# start of AVAILABLE RECORDS
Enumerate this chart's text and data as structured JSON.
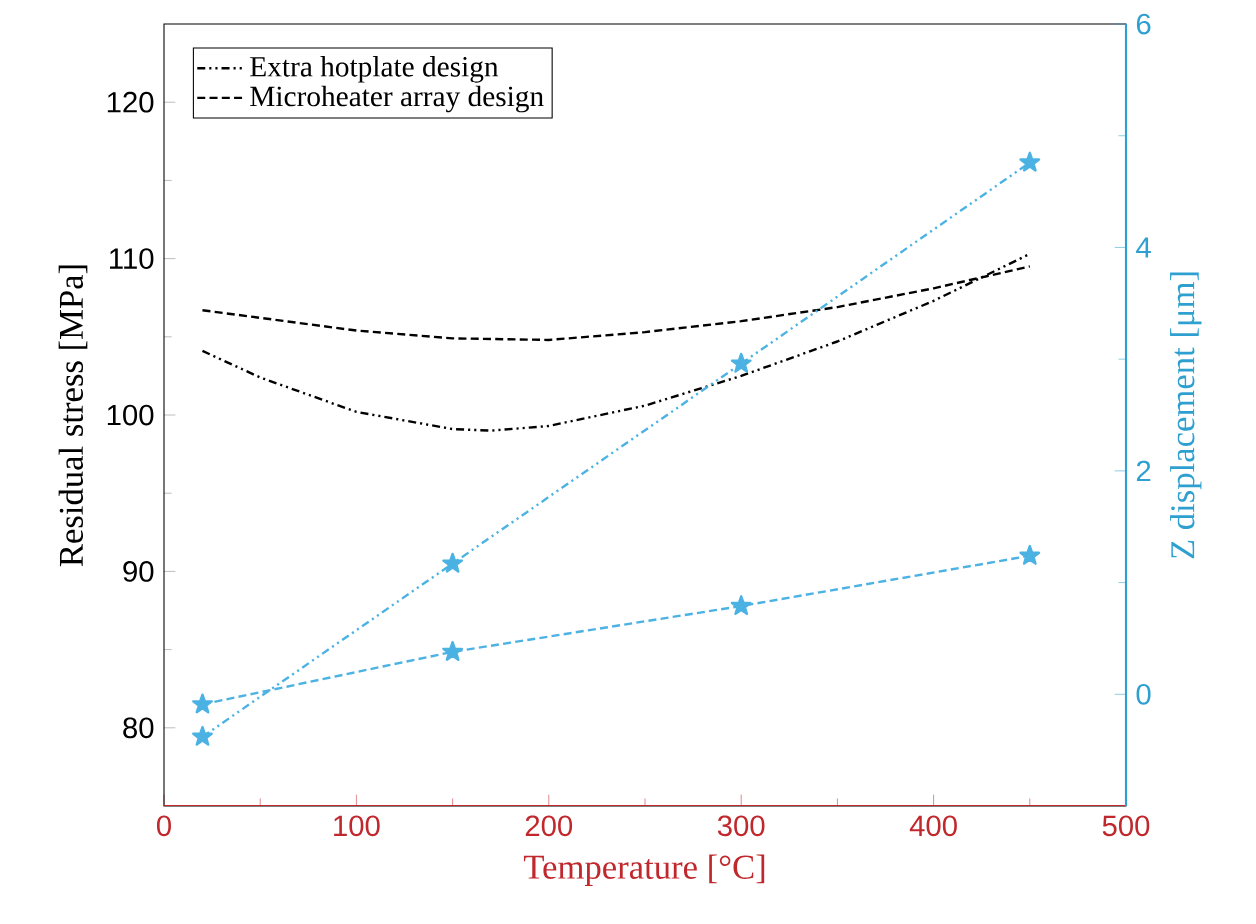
{
  "chart_data": {
    "type": "line",
    "xlabel": "Temperature [°C]",
    "ylabel": "Residual stress [MPa]",
    "y2label": "Z displacement [μm]",
    "xlim": [
      0,
      500
    ],
    "xticks": [
      0,
      100,
      200,
      300,
      400,
      500
    ],
    "ylim": [
      75,
      125
    ],
    "yticks": [
      80,
      90,
      100,
      110,
      120
    ],
    "y2lim": [
      -1,
      6
    ],
    "y2ticks": [
      0,
      2,
      4,
      6
    ],
    "legend": "top left",
    "grid": false,
    "series": [
      {
        "name": "Extra hotplate design",
        "color": "#000000",
        "line_style": "dashdot",
        "marker": "none",
        "x": [
          20,
          50,
          100,
          150,
          170,
          200,
          250,
          300,
          350,
          400,
          450
        ],
        "values": [
          104.1,
          102.4,
          100.2,
          99.1,
          99.0,
          99.3,
          100.6,
          102.5,
          104.7,
          107.3,
          110.3
        ]
      },
      {
        "name": "Microheater array design",
        "color": "#000000",
        "line_style": "dashed",
        "marker": "none",
        "x": [
          20,
          100,
          150,
          200,
          250,
          300,
          350,
          400,
          450
        ],
        "values": [
          106.7,
          105.4,
          104.9,
          104.8,
          105.3,
          106.0,
          106.9,
          108.1,
          109.5
        ]
      },
      {
        "color": "#4bb2e3",
        "line_style": "dashdot",
        "marker": "star",
        "axis": "y2",
        "x": [
          20,
          150,
          300,
          450
        ],
        "values": [
          -0.38,
          1.17,
          2.96,
          4.76
        ]
      },
      {
        "color": "#4bb2e3",
        "line_style": "dashed",
        "marker": "star",
        "axis": "y2",
        "x": [
          20,
          150,
          300,
          450
        ],
        "values": [
          -0.09,
          0.38,
          0.79,
          1.24
        ]
      }
    ]
  }
}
# end of AVAILABLE RECORDS
TASK DIRECTIONS
Omit the pictures. Transcribe every record exactly.

SOLUTION BELOW
Enumerate this chart's text and data as structured JSON.
{
  "chart_data": {
    "type": "line",
    "xlabel": "Temperature [°C]",
    "ylabel": "Residual stress [MPa]",
    "y2label": "Z displacement [μm]",
    "xlim": [
      0,
      500
    ],
    "xticks": [
      0,
      100,
      200,
      300,
      400,
      500
    ],
    "ylim": [
      75,
      125
    ],
    "yticks": [
      80,
      90,
      100,
      110,
      120
    ],
    "y2lim": [
      -1,
      6
    ],
    "y2ticks": [
      0,
      2,
      4,
      6
    ],
    "legend": "top left",
    "grid": false,
    "series": [
      {
        "name": "Extra hotplate design",
        "color": "#000000",
        "line_style": "dashdot",
        "marker": "none",
        "x": [
          20,
          50,
          100,
          150,
          170,
          200,
          250,
          300,
          350,
          400,
          450
        ],
        "values": [
          104.1,
          102.4,
          100.2,
          99.1,
          99.0,
          99.3,
          100.6,
          102.5,
          104.7,
          107.3,
          110.3
        ]
      },
      {
        "name": "Microheater array design",
        "color": "#000000",
        "line_style": "dashed",
        "marker": "none",
        "x": [
          20,
          100,
          150,
          200,
          250,
          300,
          350,
          400,
          450
        ],
        "values": [
          106.7,
          105.4,
          104.9,
          104.8,
          105.3,
          106.0,
          106.9,
          108.1,
          109.5
        ]
      },
      {
        "color": "#4bb2e3",
        "line_style": "dashdot",
        "marker": "star",
        "axis": "y2",
        "x": [
          20,
          150,
          300,
          450
        ],
        "values": [
          -0.38,
          1.17,
          2.96,
          4.76
        ]
      },
      {
        "color": "#4bb2e3",
        "line_style": "dashed",
        "marker": "star",
        "axis": "y2",
        "x": [
          20,
          150,
          300,
          450
        ],
        "values": [
          -0.09,
          0.38,
          0.79,
          1.24
        ]
      }
    ]
  }
}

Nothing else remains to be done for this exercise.